**Tasks to carry out**
**1.** Please reproduce the Joseph Henry passage word for word, between "When Joseph Henry" and "and applied electromagnetism.", inclusive.
**2.** In the Joseph Henry passage, on what date did Henry accept the position of Secretary of the Smithsonian?

====== Given text

During the early 19th century, when the federal government needed advice from the scientific community, it would turn to the existing learned societies: the American Academy of Arts and Sciences, the American Philosophical Society, the Academy of Natural Sciences of Philadelphia, and the Franklin Institute. Committees within these societies were constituted in response to specific problems for which expertise did not exist within the government. By the mid-19th century, the federal government had established more permanent boards and the number of federal scientific bureaus increased, as the government recognized that some technological/scientific problems were permanent, or at least long-term. Ad hoc boards continued to be formed, but members were drawn from the increased pool of federal and private-sector scientists in Washington. In addition, the government could turn to, or receive unsolicited advice from, committees of the two national scientific societies: the American Association for the Advancement of Science and, after 1863, the National Academy of Sciences. From the 1840s through the 1870s, the name of one individual, Joseph Henry, appears repeatedly as a member of ad hoc and more permanent committees, as an advisor to the government, and as a liaison between the various scientific communities (academic, federal, state, and private) and the executive and legislative leadership. He was the principal lobbyist for the American scientific community.1

When Joseph Henry (1797­1878), professor of natural philosophy at the College of New Jersey (now Princeton University), accepted the position as Secretary of the Smithsonian on December 7, 1846, his life changed forever. At the time, Henry was acknowledged as the leading experimental physicist in the United States. He had published on a wide variety of subjects, including optics, acoustics, astrophysics, molecular forces, and terrestrial magnetism, but his reputation was built primarily on his work in basic and applied electromagnetism.

============
====== Entries supplied

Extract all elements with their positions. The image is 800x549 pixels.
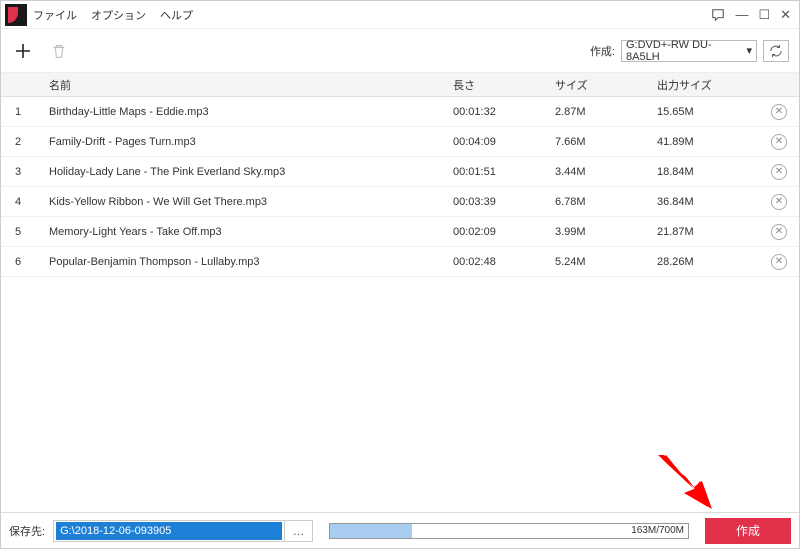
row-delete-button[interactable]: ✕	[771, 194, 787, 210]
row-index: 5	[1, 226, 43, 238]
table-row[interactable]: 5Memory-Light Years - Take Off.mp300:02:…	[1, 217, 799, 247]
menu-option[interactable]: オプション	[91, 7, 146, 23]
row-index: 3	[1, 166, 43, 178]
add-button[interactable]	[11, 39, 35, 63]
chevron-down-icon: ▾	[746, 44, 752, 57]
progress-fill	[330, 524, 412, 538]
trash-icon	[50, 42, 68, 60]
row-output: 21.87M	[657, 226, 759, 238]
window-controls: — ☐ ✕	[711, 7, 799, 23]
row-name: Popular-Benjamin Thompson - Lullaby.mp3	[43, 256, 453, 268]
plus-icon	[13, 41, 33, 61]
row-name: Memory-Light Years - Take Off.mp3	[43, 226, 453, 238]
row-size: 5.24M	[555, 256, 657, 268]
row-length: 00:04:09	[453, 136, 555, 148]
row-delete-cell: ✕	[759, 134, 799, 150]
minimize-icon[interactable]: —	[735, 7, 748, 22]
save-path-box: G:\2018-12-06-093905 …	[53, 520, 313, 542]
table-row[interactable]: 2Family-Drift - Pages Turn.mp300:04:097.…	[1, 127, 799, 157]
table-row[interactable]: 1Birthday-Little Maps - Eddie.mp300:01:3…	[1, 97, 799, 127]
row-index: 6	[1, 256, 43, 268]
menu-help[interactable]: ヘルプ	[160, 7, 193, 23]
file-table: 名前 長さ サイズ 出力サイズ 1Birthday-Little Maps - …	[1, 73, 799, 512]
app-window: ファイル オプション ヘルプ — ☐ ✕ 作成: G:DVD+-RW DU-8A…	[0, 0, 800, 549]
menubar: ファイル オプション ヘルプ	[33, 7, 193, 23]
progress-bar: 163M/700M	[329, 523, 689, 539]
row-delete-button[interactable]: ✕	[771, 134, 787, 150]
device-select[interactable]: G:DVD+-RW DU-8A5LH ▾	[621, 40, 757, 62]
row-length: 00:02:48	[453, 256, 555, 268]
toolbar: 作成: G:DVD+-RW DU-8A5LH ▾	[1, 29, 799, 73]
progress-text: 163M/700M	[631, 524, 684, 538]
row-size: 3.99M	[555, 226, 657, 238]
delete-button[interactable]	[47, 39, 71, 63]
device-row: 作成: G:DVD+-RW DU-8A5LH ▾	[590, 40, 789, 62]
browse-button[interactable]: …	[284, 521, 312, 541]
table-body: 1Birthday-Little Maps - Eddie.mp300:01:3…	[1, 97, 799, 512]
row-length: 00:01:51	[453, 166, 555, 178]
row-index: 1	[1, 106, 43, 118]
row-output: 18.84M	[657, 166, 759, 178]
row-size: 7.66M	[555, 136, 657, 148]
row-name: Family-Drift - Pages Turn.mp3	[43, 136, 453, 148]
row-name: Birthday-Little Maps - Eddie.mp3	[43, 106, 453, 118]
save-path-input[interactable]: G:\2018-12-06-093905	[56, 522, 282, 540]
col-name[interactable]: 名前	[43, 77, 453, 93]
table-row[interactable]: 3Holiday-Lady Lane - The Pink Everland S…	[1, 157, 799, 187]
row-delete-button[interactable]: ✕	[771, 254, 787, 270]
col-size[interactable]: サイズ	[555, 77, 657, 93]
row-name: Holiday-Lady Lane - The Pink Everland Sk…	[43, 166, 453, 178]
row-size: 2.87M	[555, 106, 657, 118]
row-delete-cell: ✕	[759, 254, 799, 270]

============

**Task solutions**
**1.**
When Joseph Henry (1797­1878), professor of natural philosophy at the College of New Jersey (now Princeton University), accepted the position as Secretary of the Smithsonian on December 7, 1846, his life changed forever. At the time, Henry was acknowledged as the leading experimental physicist in the United States. He had published on a wide variety of subjects, including optics, acoustics, astrophysics, molecular forces, and terrestrial magnetism, but his reputation was built primarily on his work in basic and applied electromagnetism.

**2.** December 7, 1846